TASK BRIEF: Please transcribe the records precisely; pictures stay out of your copy.

********

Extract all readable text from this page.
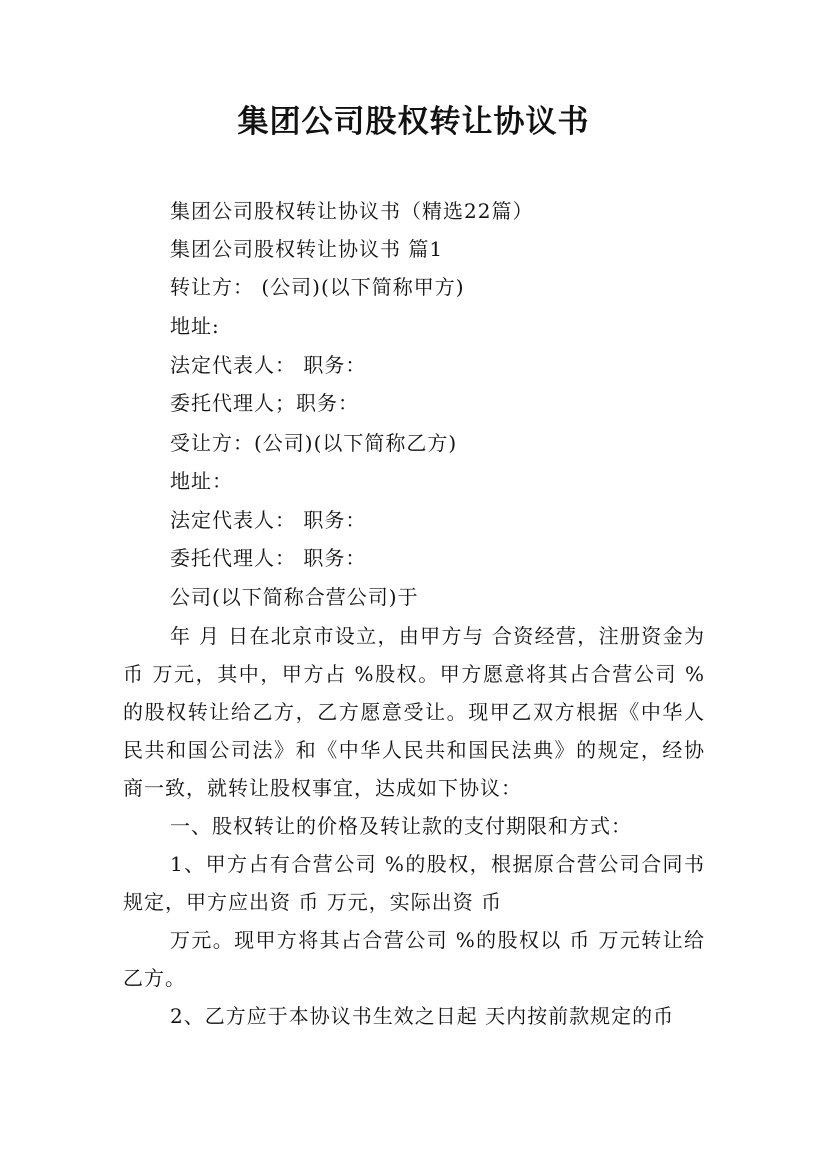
集团公司股权转让协议书
集团公司股权转让协议书（精选22篇）
集团公司股权转让协议书 篇1
转让方： (公司)(以下简称甲方)
地址:
法定代表人： 职务：
委托代理人；职务：
受让方：(公司)(以下简称乙方)
地址：
法定代表人： 职务：
委托代理人： 职务：
公司(以下简称合营公司)于

年 月 日在北京市设立，由甲方与 合资经营，注册资金为 币 万元，其中，甲方占 %股权。甲方愿意将其占合营公司 %的股权转让给乙方，乙方愿意受让。现甲乙双方根据《中华人民共和国公司法》和《中华人民共和国民法典》的规定，经协商一致，就转让股权事宜，达成如下协议：

一、股权转让的价格及转让款的支付期限和方式：

1、甲方占有合营公司 %的股权，根据原合营公司合同书规定，甲方应出资 币 万元，实际出资 币

万元。现甲方将其占合营公司 %的股权以 币 万元转让给乙方。

2、乙方应于本协议书生效之日起 天内按前款规定的币
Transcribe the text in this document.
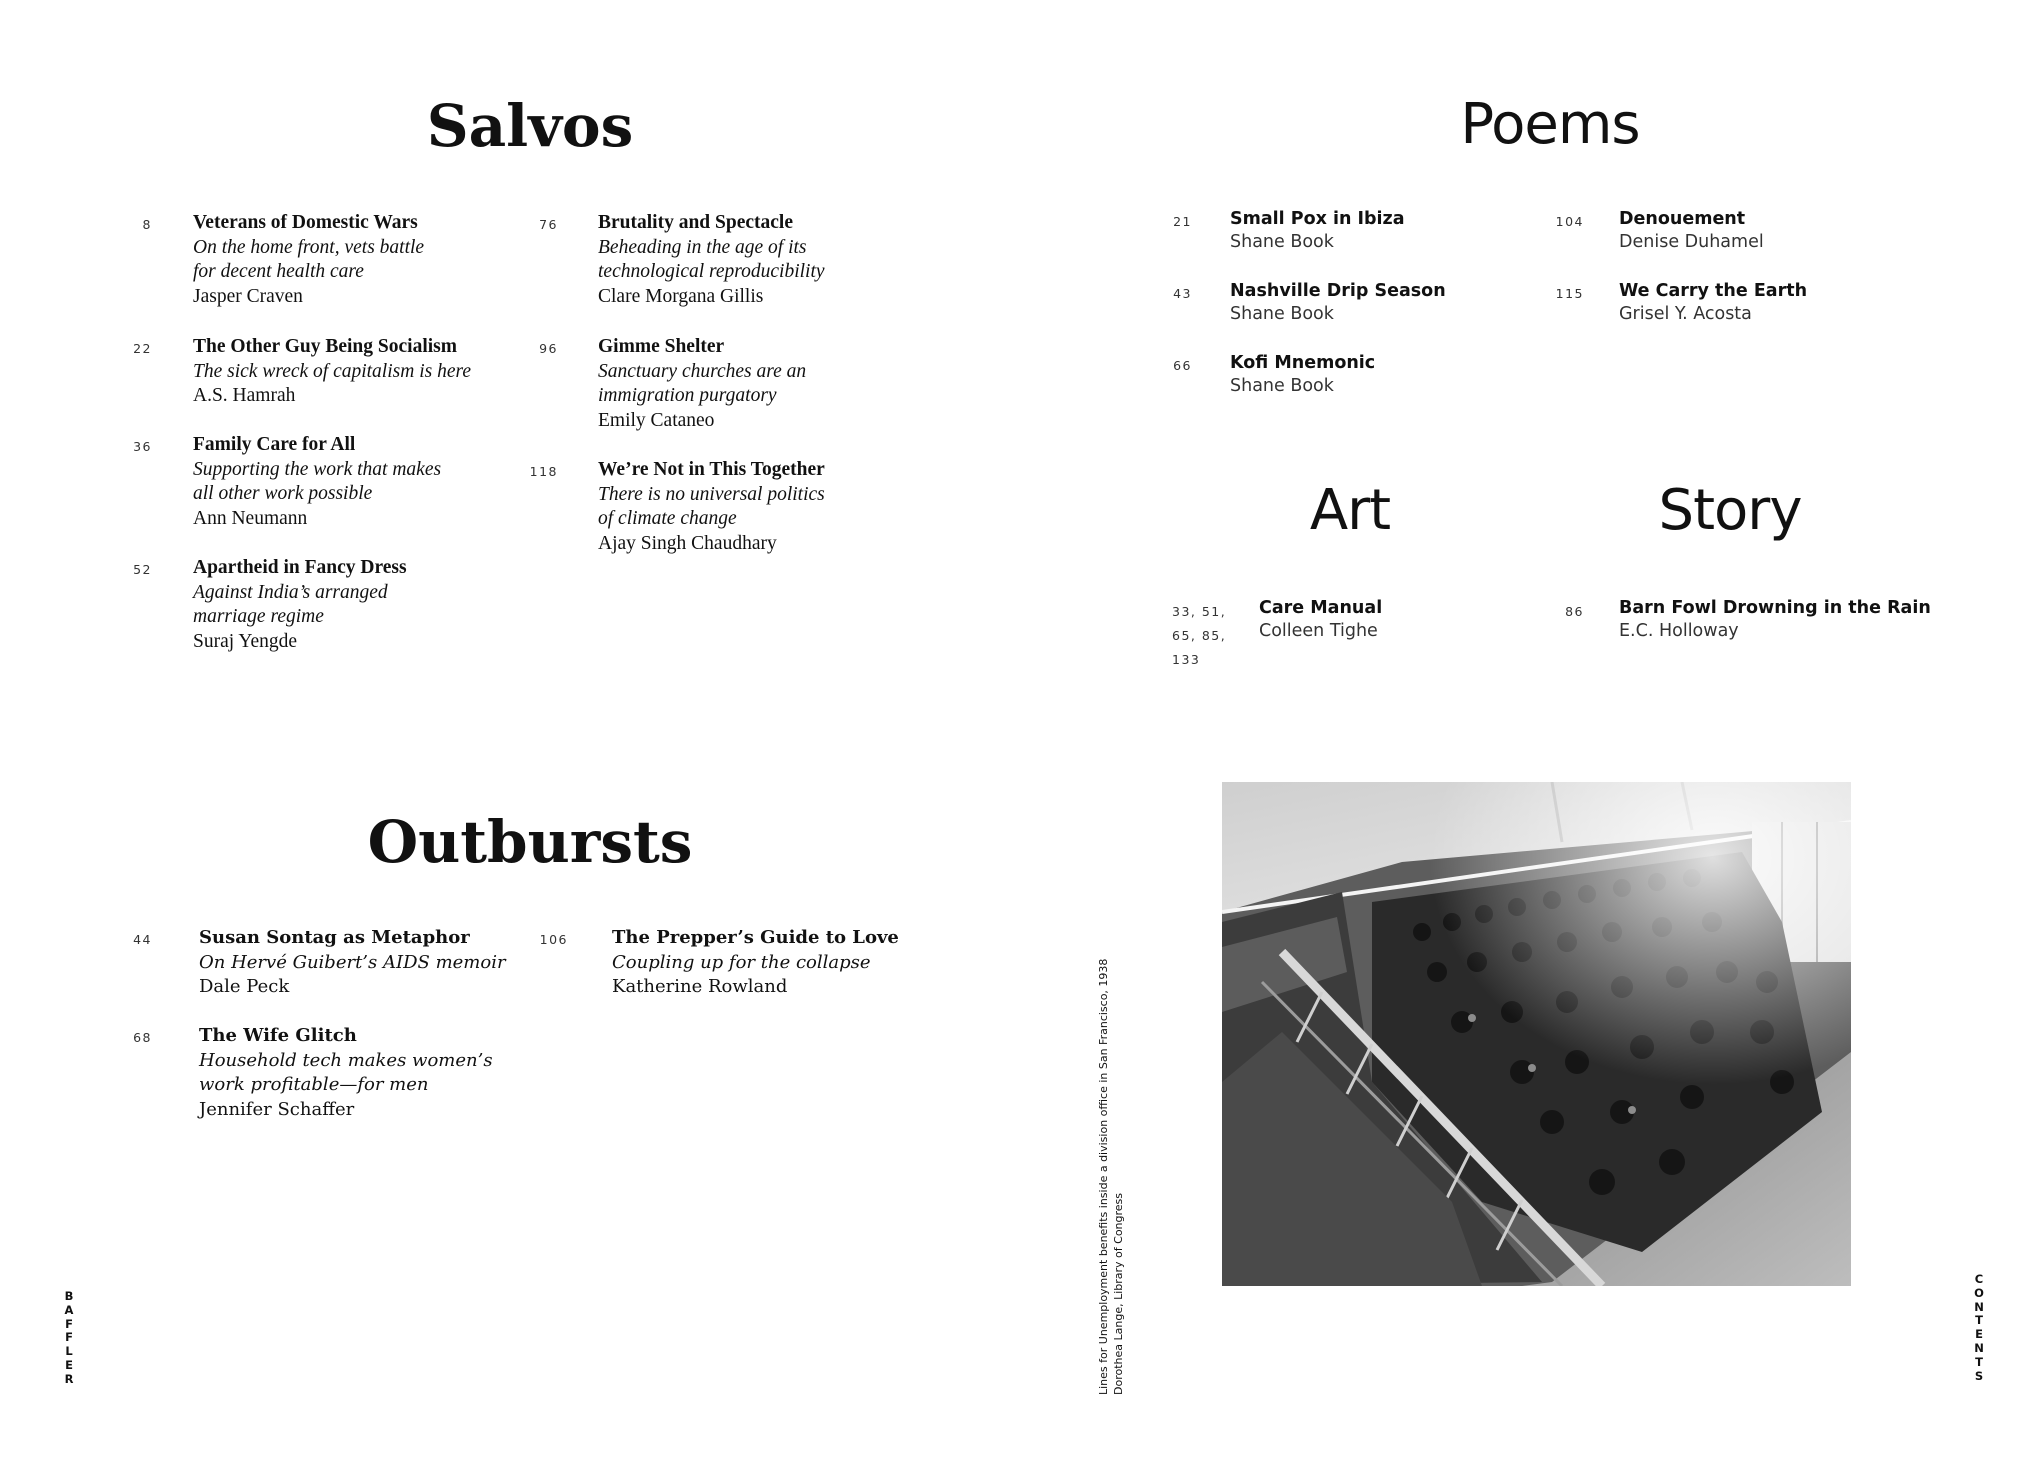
Salvos
8 Veterans of Domestic Wars
On the home front, vets battle
for decent health care
Jasper Craven
22 The Other Guy Being Socialism
The sick wreck of capitalism is here
A.S. Hamrah
36 Family Care for All
Supporting the work that makes
all other work possible
Ann Neumann
52 Apartheid in Fancy Dress
Against India’s arranged
marriage regime
Suraj Yengde
76 Brutality and Spectacle
Beheading in the age of its
technological reproducibility
Clare Morgana Gillis
96 Gimme Shelter
Sanctuary churches are an
immigration purgatory
Emily Cataneo
118 We’re Not in This Together
There is no universal politics
of climate change
Ajay Singh Chaudhary
Outbursts
44	Susan Sontag as Metaphor
On Hervé Guibert’s AIDS memoir
Dale Peck
68	The Wife Glitch
Household tech makes women’s
work profitable—for men
Jennifer Schaffer
106 The Prepper’s Guide to Love
Coupling up for the collapse
Katherine Rowland
Poems
21 Small Pox in Ibiza
Shane Book
43 Nashville Drip Season
Shane Book
66 Kofi Mnemonic
Shane Book
104 Denouement
Denise Duhamel
115 We Carry the Earth
Grisel Y. Acosta
Art
33, 51,
65, 85,
133
Care Manual
Colleen Tighe
Story
86 Barn Fowl Drowning in the Rain
E.C. Holloway
Lines for Unemployment benefits inside a division office in San Francisco, 1938 Dorothea Lange, Library of Congress
B
A
F
F
L
E
R
C
O
N
T
E
N
T
S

********

RESPONSE BELOW:
Extract all readable text from this page.
集团公司股权转让协议书
集团公司股权转让协议书（精选22篇）
集团公司股权转让协议书 篇1
转让方： (公司)(以下简称甲方)
地址:
法定代表人： 职务：
委托代理人；职务：
受让方：(公司)(以下简称乙方)
地址：
法定代表人： 职务：
委托代理人： 职务：
公司(以下简称合营公司)于

年 月 日在北京市设立，由甲方与 合资经营，注册资金为 币 万元，其中，甲方占 %股权。甲方愿意将其占合营公司 %的股权转让给乙方，乙方愿意受让。现甲乙双方根据《中华人民共和国公司法》和《中华人民共和国民法典》的规定，经协商一致，就转让股权事宜，达成如下协议：

一、股权转让的价格及转让款的支付期限和方式：

1、甲方占有合营公司 %的股权，根据原合营公司合同书规定，甲方应出资 币 万元，实际出资 币

万元。现甲方将其占合营公司 %的股权以 币 万元转让给乙方。

2、乙方应于本协议书生效之日起 天内按前款规定的币
Transcribe the text in this document.
Salvos
8 Veterans of Domestic Wars
On the home front, vets battle
for decent health care
Jasper Craven
22 The Other Guy Being Socialism
The sick wreck of capitalism is here
A.S. Hamrah
36 Family Care for All
Supporting the work that makes
all other work possible
Ann Neumann
52 Apartheid in Fancy Dress
Against India’s arranged
marriage regime
Suraj Yengde
76 Brutality and Spectacle
Beheading in the age of its
technological reproducibility
Clare Morgana Gillis
96 Gimme Shelter
Sanctuary churches are an
immigration purgatory
Emily Cataneo
118 We’re Not in This Together
There is no universal politics
of climate change
Ajay Singh Chaudhary
Outbursts
44	Susan Sontag as Metaphor
On Hervé Guibert’s AIDS memoir
Dale Peck
68	The Wife Glitch
Household tech makes women’s
work profitable—for men
Jennifer Schaffer
106 The Prepper’s Guide to Love
Coupling up for the collapse
Katherine Rowland
Poems
21 Small Pox in Ibiza
Shane Book
43 Nashville Drip Season
Shane Book
66 Kofi Mnemonic
Shane Book
104 Denouement
Denise Duhamel
115 We Carry the Earth
Grisel Y. Acosta
Art
33, 51,
65, 85,
133
Care Manual
Colleen Tighe
Story
86 Barn Fowl Drowning in the Rain
E.C. Holloway
Lines for Unemployment benefits inside a division office in San Francisco, 1938 Dorothea Lange, Library of Congress
B
A
F
F
L
E
R
C
O
N
T
E
N
T
S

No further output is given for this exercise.